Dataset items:
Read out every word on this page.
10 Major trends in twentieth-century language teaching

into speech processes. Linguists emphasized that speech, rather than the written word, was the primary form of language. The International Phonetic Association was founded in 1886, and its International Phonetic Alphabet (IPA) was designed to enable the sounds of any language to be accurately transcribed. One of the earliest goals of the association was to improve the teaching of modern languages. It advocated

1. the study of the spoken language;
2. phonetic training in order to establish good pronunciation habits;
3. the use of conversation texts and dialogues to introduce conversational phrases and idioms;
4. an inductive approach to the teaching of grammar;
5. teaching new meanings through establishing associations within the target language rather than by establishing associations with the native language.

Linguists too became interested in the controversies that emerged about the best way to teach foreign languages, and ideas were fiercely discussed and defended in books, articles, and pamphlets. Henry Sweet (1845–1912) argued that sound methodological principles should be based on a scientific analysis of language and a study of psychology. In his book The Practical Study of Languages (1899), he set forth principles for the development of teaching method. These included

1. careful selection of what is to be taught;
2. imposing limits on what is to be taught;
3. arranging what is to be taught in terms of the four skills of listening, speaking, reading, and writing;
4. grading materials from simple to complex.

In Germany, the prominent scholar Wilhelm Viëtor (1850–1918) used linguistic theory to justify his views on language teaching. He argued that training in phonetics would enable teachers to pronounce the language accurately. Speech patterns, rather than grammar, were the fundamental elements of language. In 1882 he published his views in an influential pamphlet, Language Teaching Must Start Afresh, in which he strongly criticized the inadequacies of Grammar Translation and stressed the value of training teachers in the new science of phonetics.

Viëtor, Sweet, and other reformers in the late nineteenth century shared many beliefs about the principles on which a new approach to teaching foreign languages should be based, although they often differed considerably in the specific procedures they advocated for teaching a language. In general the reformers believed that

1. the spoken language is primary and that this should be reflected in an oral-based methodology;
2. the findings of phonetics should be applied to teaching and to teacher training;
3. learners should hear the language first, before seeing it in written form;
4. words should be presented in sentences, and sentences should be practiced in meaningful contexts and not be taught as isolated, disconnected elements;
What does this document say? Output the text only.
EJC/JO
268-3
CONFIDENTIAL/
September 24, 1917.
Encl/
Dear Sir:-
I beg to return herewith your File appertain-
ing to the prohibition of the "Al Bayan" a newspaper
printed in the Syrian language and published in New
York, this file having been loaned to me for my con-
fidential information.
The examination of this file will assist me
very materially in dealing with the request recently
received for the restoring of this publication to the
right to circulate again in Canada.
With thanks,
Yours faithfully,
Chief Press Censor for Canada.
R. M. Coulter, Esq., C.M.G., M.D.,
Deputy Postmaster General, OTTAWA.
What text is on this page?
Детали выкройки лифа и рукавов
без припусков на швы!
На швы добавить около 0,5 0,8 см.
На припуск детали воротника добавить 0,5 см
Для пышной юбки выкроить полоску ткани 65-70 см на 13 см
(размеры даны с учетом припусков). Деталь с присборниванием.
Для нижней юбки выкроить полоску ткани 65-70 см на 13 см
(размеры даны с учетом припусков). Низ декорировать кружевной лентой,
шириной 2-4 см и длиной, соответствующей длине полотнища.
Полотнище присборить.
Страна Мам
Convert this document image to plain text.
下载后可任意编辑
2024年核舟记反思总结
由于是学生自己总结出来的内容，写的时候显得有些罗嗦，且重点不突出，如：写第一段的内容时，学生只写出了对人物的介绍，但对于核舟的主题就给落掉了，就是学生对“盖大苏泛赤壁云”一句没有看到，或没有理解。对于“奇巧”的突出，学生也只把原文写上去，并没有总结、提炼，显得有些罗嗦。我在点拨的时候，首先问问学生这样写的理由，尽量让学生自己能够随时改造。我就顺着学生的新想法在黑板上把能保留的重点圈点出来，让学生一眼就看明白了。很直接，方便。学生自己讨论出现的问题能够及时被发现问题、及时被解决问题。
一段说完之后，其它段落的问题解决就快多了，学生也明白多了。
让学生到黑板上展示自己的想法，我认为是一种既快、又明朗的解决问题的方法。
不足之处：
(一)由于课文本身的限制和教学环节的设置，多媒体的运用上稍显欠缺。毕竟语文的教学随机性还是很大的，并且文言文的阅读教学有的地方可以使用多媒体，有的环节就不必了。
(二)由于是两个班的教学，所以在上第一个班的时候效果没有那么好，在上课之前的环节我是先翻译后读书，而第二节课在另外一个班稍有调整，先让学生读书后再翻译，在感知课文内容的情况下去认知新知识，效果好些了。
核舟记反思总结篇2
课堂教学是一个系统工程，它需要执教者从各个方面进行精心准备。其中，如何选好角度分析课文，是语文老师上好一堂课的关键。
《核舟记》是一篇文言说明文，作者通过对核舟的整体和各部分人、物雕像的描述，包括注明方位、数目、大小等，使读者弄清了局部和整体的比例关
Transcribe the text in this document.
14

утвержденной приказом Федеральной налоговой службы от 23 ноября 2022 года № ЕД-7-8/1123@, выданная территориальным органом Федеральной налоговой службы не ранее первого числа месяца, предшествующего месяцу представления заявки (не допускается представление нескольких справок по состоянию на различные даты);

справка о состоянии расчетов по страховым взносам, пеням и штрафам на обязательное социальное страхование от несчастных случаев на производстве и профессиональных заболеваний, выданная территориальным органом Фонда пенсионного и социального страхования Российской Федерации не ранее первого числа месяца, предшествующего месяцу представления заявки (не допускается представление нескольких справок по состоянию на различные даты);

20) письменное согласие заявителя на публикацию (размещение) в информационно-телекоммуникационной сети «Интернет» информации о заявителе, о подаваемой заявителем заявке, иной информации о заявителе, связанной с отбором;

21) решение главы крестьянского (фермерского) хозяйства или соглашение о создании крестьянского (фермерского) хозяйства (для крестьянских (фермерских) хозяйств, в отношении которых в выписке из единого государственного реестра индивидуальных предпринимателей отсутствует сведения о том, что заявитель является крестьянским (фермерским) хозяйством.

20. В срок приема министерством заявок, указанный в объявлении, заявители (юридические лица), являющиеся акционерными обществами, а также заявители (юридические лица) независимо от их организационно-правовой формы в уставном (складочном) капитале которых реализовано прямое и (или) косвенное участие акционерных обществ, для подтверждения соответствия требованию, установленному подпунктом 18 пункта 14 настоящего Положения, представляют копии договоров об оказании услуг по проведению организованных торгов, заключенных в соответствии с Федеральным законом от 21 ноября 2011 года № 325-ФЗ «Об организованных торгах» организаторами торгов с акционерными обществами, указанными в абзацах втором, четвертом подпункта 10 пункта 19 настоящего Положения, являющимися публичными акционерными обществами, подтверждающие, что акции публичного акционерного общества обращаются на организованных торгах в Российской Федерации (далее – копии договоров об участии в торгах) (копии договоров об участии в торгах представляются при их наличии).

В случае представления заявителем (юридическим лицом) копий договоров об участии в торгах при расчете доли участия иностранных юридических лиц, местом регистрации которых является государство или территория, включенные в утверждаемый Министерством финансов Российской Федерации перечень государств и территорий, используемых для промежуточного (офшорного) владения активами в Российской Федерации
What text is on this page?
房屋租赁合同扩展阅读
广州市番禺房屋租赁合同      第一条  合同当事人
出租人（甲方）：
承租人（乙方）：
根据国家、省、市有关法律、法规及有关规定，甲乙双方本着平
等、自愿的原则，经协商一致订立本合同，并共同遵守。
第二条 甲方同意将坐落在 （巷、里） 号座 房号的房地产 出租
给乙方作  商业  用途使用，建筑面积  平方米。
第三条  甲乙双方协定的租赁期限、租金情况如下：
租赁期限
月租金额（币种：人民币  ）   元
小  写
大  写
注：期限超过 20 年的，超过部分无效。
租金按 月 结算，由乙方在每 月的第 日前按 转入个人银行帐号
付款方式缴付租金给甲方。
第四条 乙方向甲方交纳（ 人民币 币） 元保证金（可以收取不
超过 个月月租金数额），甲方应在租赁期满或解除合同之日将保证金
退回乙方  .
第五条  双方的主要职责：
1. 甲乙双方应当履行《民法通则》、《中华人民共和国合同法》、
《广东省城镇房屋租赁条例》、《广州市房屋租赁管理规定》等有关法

- [WHAT TO WORK ON]: Find the word "размеры" in the entries above and gather every line that holds it.

- [RESPONSE TO THE TASK]:
(размеры даны с учетом припусков). Деталь с присборниванием.
(размеры даны с учетом припусков). Низ декорировать кружевной лентой,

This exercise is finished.